## [Written instruction]
Repeat each line of the material exactly.
━━━━━ Provided information
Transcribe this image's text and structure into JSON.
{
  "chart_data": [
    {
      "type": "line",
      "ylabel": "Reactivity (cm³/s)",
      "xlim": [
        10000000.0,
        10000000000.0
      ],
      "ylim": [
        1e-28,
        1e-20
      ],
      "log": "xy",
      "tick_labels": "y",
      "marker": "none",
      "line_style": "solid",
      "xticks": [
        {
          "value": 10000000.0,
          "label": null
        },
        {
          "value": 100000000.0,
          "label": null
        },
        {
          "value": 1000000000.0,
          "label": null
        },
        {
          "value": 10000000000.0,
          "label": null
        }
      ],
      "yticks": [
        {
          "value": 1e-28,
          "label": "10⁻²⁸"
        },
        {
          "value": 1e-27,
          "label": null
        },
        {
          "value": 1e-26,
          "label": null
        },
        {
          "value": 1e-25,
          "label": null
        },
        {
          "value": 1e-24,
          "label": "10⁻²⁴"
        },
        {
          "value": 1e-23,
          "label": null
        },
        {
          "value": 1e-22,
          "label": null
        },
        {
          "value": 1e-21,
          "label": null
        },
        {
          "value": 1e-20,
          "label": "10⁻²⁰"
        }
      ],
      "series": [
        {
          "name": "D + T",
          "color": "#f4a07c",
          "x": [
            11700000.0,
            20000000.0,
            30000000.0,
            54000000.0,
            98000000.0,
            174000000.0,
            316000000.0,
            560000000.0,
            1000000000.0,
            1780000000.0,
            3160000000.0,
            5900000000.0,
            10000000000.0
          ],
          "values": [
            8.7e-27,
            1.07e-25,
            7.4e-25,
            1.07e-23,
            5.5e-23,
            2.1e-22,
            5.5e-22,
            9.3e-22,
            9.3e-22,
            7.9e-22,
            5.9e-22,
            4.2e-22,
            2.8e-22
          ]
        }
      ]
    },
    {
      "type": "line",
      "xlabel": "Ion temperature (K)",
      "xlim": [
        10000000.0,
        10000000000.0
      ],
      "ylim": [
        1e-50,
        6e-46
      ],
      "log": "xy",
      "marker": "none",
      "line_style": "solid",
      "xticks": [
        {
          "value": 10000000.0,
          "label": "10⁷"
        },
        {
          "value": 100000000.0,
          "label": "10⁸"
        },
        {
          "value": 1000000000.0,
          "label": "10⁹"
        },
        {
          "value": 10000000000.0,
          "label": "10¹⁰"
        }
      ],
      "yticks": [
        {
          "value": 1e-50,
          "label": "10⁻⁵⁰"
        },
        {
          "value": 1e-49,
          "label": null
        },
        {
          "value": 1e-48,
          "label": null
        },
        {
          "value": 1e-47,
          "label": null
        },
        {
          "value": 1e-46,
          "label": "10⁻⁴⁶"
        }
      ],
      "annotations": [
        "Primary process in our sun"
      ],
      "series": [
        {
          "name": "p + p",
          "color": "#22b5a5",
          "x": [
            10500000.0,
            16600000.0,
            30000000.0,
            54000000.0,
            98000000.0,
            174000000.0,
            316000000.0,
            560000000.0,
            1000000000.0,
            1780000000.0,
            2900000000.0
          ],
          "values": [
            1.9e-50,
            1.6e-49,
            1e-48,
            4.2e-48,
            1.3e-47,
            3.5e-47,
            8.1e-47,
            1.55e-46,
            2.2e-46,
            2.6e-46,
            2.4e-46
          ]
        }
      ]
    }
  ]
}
━━━━━━━━━━
## [Answer to this problem]
Transcribe this image's text and structure into JSON.
{
  "chart_data": [
    {
      "type": "line",
      "ylabel": "Reactivity (cm³/s)",
      "xlim": [
        10000000.0,
        10000000000.0
      ],
      "ylim": [
        1e-28,
        1e-20
      ],
      "log": "xy",
      "tick_labels": "y",
      "marker": "none",
      "line_style": "solid",
      "xticks": [
        {
          "value": 10000000.0,
          "label": null
        },
        {
          "value": 100000000.0,
          "label": null
        },
        {
          "value": 1000000000.0,
          "label": null
        },
        {
          "value": 10000000000.0,
          "label": null
        }
      ],
      "yticks": [
        {
          "value": 1e-28,
          "label": "10⁻²⁸"
        },
        {
          "value": 1e-27,
          "label": null
        },
        {
          "value": 1e-26,
          "label": null
        },
        {
          "value": 1e-25,
          "label": null
        },
        {
          "value": 1e-24,
          "label": "10⁻²⁴"
        },
        {
          "value": 1e-23,
          "label": null
        },
        {
          "value": 1e-22,
          "label": null
        },
        {
          "value": 1e-21,
          "label": null
        },
        {
          "value": 1e-20,
          "label": "10⁻²⁰"
        }
      ],
      "series": [
        {
          "name": "D + T",
          "color": "#f4a07c",
          "x": [
            11700000.0,
            20000000.0,
            30000000.0,
            54000000.0,
            98000000.0,
            174000000.0,
            316000000.0,
            560000000.0,
            1000000000.0,
            1780000000.0,
            3160000000.0,
            5900000000.0,
            10000000000.0
          ],
          "values": [
            8.7e-27,
            1.07e-25,
            7.4e-25,
            1.07e-23,
            5.5e-23,
            2.1e-22,
            5.5e-22,
            9.3e-22,
            9.3e-22,
            7.9e-22,
            5.9e-22,
            4.2e-22,
            2.8e-22
          ]
        }
      ]
    },
    {
      "type": "line",
      "xlabel": "Ion temperature (K)",
      "xlim": [
        10000000.0,
        10000000000.0
      ],
      "ylim": [
        1e-50,
        6e-46
      ],
      "log": "xy",
      "marker": "none",
      "line_style": "solid",
      "xticks": [
        {
          "value": 10000000.0,
          "label": "10⁷"
        },
        {
          "value": 100000000.0,
          "label": "10⁸"
        },
        {
          "value": 1000000000.0,
          "label": "10⁹"
        },
        {
          "value": 10000000000.0,
          "label": "10¹⁰"
        }
      ],
      "yticks": [
        {
          "value": 1e-50,
          "label": "10⁻⁵⁰"
        },
        {
          "value": 1e-49,
          "label": null
        },
        {
          "value": 1e-48,
          "label": null
        },
        {
          "value": 1e-47,
          "label": null
        },
        {
          "value": 1e-46,
          "label": "10⁻⁴⁶"
        }
      ],
      "annotations": [
        "Primary process in our sun"
      ],
      "series": [
        {
          "name": "p + p",
          "color": "#22b5a5",
          "x": [
            10500000.0,
            16600000.0,
            30000000.0,
            54000000.0,
            98000000.0,
            174000000.0,
            316000000.0,
            560000000.0,
            1000000000.0,
            1780000000.0,
            2900000000.0
          ],
          "values": [
            1.9e-50,
            1.6e-49,
            1e-48,
            4.2e-48,
            1.3e-47,
            3.5e-47,
            8.1e-47,
            1.55e-46,
            2.2e-46,
            2.6e-46,
            2.4e-46
          ]
        }
      ]
    }
  ]
}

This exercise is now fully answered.